Saved entries:
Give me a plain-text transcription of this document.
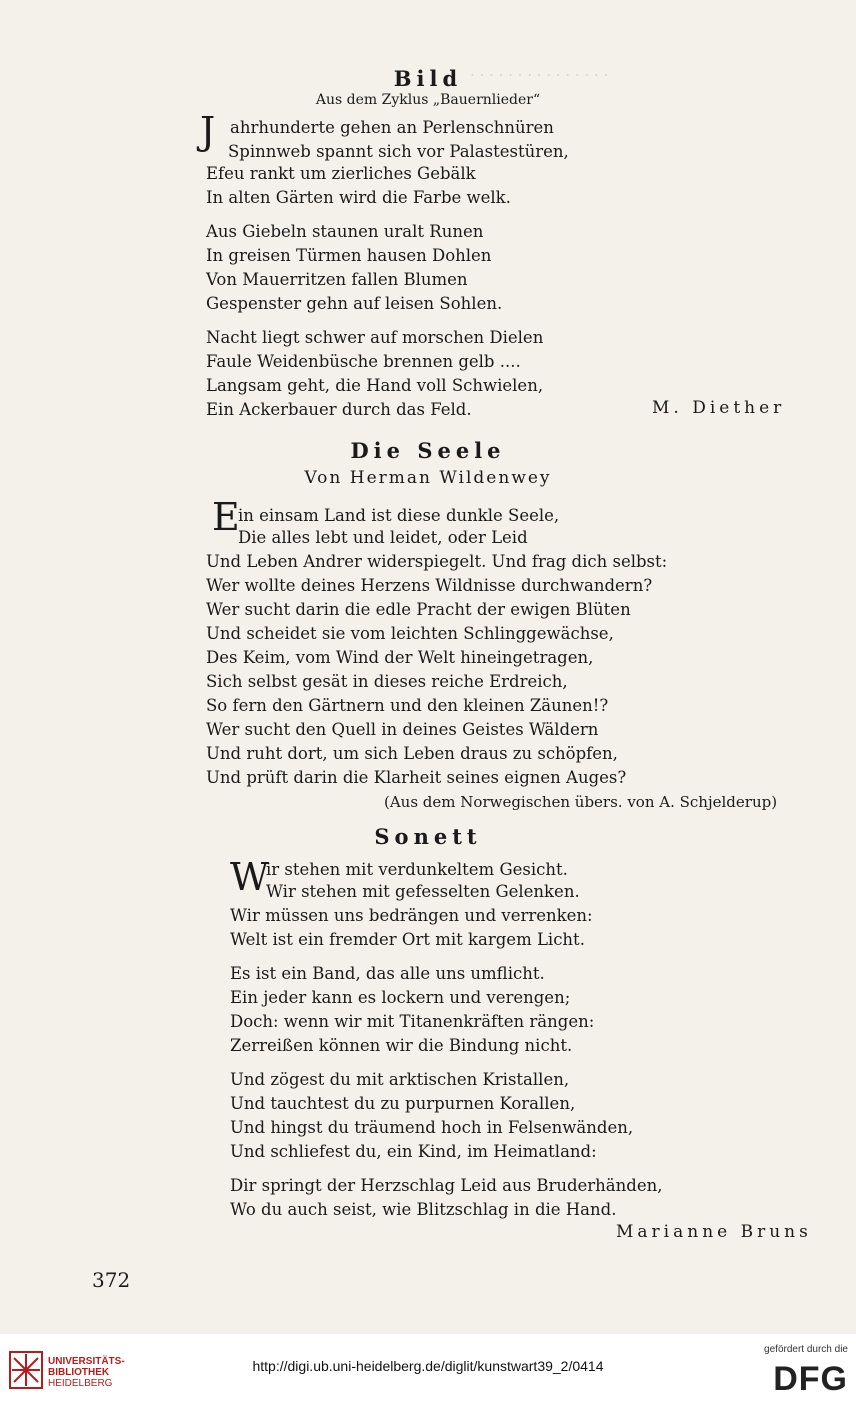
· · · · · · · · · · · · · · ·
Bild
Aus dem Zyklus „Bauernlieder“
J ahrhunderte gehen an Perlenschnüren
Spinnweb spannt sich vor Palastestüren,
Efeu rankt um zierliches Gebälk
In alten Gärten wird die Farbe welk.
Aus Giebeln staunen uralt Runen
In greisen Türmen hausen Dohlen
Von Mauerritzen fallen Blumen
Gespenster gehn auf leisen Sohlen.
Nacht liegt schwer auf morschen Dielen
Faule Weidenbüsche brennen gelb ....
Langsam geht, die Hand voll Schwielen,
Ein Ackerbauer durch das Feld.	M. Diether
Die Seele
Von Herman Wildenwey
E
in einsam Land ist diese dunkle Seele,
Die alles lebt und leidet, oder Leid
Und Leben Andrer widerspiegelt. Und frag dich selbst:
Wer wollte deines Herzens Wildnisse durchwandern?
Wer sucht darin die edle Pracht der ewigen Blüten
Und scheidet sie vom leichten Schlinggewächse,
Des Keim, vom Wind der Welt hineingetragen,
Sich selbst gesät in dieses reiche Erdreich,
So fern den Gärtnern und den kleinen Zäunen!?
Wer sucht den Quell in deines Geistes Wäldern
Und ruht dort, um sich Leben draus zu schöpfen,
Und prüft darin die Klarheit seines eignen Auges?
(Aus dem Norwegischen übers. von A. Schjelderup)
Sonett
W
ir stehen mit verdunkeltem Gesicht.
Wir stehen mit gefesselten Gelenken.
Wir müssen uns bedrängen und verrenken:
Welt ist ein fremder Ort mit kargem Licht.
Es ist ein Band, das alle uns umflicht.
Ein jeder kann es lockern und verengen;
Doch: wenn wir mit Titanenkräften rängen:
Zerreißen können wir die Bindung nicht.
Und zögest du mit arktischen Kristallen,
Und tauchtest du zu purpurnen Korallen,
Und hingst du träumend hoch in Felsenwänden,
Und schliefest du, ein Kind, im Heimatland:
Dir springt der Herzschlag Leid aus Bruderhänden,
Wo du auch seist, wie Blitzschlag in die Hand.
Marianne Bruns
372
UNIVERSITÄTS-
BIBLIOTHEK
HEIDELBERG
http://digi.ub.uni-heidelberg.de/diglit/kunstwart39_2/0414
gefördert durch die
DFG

## What to work on
Repeat every record above exactly, but leave out any pictures.

## The output
Give me a plain-text transcription of this document.
· · · · · · · · · · · · · · ·
Bild
Aus dem Zyklus „Bauernlieder“
J ahrhunderte gehen an Perlenschnüren
Spinnweb spannt sich vor Palastestüren,
Efeu rankt um zierliches Gebälk
In alten Gärten wird die Farbe welk.
Aus Giebeln staunen uralt Runen
In greisen Türmen hausen Dohlen
Von Mauerritzen fallen Blumen
Gespenster gehn auf leisen Sohlen.
Nacht liegt schwer auf morschen Dielen
Faule Weidenbüsche brennen gelb ....
Langsam geht, die Hand voll Schwielen,
Ein Ackerbauer durch das Feld.	M. Diether
Die Seele
Von Herman Wildenwey
E
in einsam Land ist diese dunkle Seele,
Die alles lebt und leidet, oder Leid
Und Leben Andrer widerspiegelt. Und frag dich selbst:
Wer wollte deines Herzens Wildnisse durchwandern?
Wer sucht darin die edle Pracht der ewigen Blüten
Und scheidet sie vom leichten Schlinggewächse,
Des Keim, vom Wind der Welt hineingetragen,
Sich selbst gesät in dieses reiche Erdreich,
So fern den Gärtnern und den kleinen Zäunen!?
Wer sucht den Quell in deines Geistes Wäldern
Und ruht dort, um sich Leben draus zu schöpfen,
Und prüft darin die Klarheit seines eignen Auges?
(Aus dem Norwegischen übers. von A. Schjelderup)
Sonett
W
ir stehen mit verdunkeltem Gesicht.
Wir stehen mit gefesselten Gelenken.
Wir müssen uns bedrängen und verrenken:
Welt ist ein fremder Ort mit kargem Licht.
Es ist ein Band, das alle uns umflicht.
Ein jeder kann es lockern und verengen;
Doch: wenn wir mit Titanenkräften rängen:
Zerreißen können wir die Bindung nicht.
Und zögest du mit arktischen Kristallen,
Und tauchtest du zu purpurnen Korallen,
Und hingst du träumend hoch in Felsenwänden,
Und schliefest du, ein Kind, im Heimatland:
Dir springt der Herzschlag Leid aus Bruderhänden,
Wo du auch seist, wie Blitzschlag in die Hand.
Marianne Bruns
372
UNIVERSITÄTS-
BIBLIOTHEK
HEIDELBERG
http://digi.ub.uni-heidelberg.de/diglit/kunstwart39_2/0414
gefördert durch die
DFG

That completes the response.